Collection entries
************

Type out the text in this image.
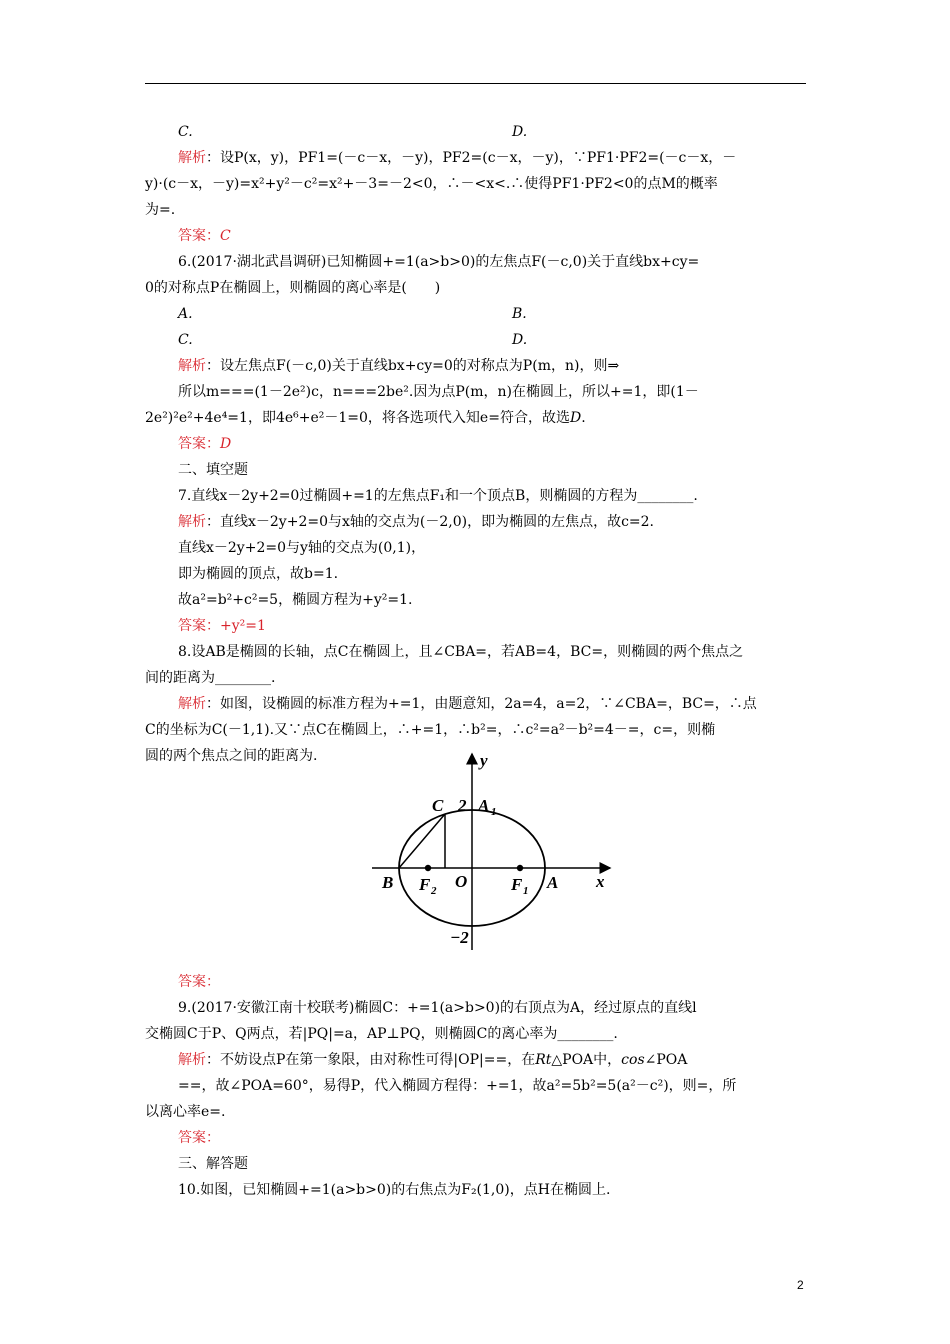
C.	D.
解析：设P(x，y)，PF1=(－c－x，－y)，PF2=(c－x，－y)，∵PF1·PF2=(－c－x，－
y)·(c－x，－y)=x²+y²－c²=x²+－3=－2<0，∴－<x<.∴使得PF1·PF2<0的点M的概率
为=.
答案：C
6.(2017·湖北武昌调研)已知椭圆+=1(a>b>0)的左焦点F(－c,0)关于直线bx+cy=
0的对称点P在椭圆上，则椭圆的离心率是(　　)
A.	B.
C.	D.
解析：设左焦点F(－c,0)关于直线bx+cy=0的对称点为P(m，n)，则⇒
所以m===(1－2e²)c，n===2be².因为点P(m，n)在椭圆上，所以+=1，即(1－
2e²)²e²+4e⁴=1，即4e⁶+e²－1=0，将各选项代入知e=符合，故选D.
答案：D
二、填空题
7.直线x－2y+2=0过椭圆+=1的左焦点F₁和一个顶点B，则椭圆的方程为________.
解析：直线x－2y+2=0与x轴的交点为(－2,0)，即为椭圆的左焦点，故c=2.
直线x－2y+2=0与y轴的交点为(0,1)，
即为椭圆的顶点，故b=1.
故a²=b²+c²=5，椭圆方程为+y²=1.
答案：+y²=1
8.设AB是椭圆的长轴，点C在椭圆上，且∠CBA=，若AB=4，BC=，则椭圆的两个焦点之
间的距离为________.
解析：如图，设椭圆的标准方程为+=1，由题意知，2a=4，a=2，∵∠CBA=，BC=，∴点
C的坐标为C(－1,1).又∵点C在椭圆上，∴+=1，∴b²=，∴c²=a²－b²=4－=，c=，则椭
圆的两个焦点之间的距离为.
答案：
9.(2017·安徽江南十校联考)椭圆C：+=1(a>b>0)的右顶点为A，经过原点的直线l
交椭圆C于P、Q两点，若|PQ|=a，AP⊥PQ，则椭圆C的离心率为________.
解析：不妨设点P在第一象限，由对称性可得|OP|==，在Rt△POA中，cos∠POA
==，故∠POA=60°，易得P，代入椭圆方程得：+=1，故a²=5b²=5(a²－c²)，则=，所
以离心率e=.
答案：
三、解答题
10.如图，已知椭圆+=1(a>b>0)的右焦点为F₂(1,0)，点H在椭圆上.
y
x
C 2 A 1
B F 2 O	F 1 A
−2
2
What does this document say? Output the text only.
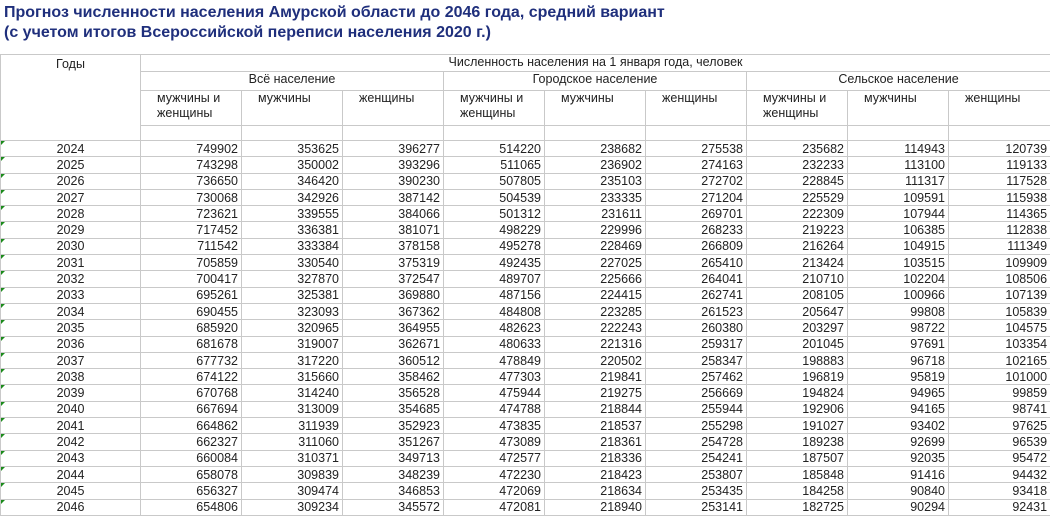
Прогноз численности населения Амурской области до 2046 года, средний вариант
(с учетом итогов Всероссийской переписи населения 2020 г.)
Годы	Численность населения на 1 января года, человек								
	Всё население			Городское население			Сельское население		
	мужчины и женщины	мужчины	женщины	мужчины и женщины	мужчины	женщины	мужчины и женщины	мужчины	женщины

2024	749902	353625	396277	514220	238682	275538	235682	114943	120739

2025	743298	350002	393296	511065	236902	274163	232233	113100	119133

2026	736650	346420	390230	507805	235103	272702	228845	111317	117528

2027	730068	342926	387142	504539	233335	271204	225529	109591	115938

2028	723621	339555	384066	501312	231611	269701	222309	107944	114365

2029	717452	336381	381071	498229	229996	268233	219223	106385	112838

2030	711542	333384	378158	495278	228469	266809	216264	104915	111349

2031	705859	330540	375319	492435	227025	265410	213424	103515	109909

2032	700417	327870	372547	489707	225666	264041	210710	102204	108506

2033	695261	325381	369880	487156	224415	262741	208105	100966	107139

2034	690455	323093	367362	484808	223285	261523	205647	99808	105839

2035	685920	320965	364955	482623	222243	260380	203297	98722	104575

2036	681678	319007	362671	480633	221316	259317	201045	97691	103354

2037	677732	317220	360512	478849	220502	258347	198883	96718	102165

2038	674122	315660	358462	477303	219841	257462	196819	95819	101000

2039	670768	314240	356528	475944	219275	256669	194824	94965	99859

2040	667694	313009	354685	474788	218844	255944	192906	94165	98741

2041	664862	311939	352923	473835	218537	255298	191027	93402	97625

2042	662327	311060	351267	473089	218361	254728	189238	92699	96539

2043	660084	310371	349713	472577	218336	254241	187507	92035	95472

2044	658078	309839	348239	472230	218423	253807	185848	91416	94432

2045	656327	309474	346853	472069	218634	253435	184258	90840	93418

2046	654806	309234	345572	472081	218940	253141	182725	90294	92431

************

Exercise goal
Among the entries above, how many lines hold the string "населения"? Respond with nothing but the number.

Output below
3